## The request:
From the entries provided below, copy each line that contains the word "just".

________

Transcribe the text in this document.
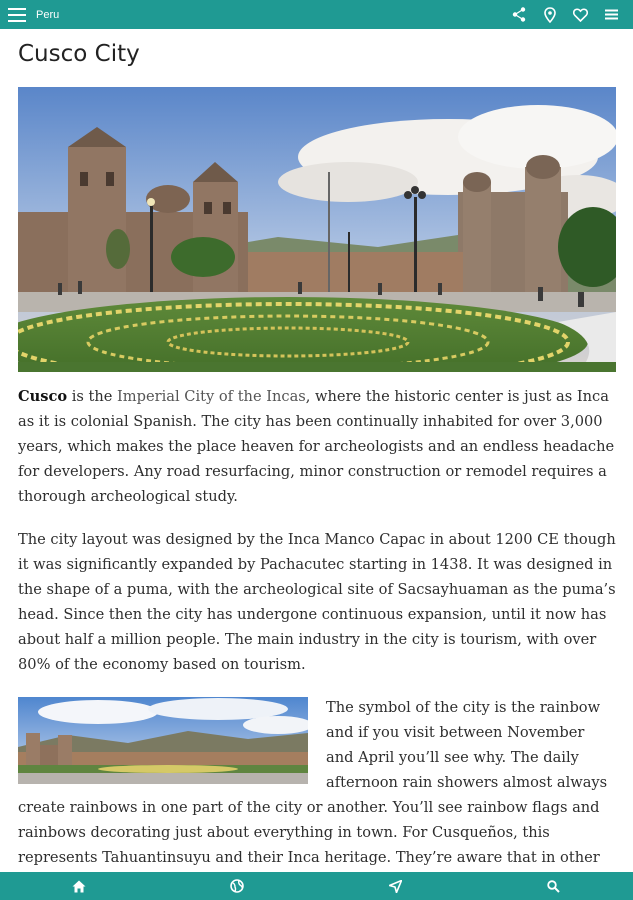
Peru
Cusco City

Cusco is the Imperial City of the Incas, where the historic center is just as Inca as it is colonial Spanish. The city has been continually inhabited for over 3,000 years, which makes the place heaven for archeologists and an endless headache for developers. Any road resurfacing, minor construction or remodel requires a thorough archeological study.

The city layout was designed by the Inca Manco Capac in about 1200 CE though it was significantly expanded by Pachacutec starting in 1438. It was designed in the shape of a puma, with the archeological site of Sacsayhuaman as the puma’s head. Since then the city has undergone continuous expansion, until it now has about half a million people. The main industry in the city is tourism, with over 80% of the economy based on tourism.

The symbol of the city is the rainbow and if you visit between November and April you’ll see why. The daily afternoon rain showers almost always create rainbows in one part of the city or another. You’ll see rainbow flags and rainbows decorating just about everything in town. For Cusqueños, this represents Tahuantinsuyu and their Inca heritage. They’re aware that in other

________

## Result of this exercise:
Cusco is the Imperial City of the Incas, where the historic center is just as Inca as it is colonial Spanish. The city has been continually inhabited for over 3,000 years, which makes the place heaven for archeologists and an endless headache for developers. Any road resurfacing, minor construction or remodel requires a thorough archeological study.
The symbol of the city is the rainbow and if you visit between November and April you’ll see why. The daily afternoon rain showers almost always create rainbows in one part of the city or another. You’ll see rainbow flags and rainbows decorating just about everything in town. For Cusqueños, this represents Tahuantinsuyu and their Inca heritage. They’re aware that in other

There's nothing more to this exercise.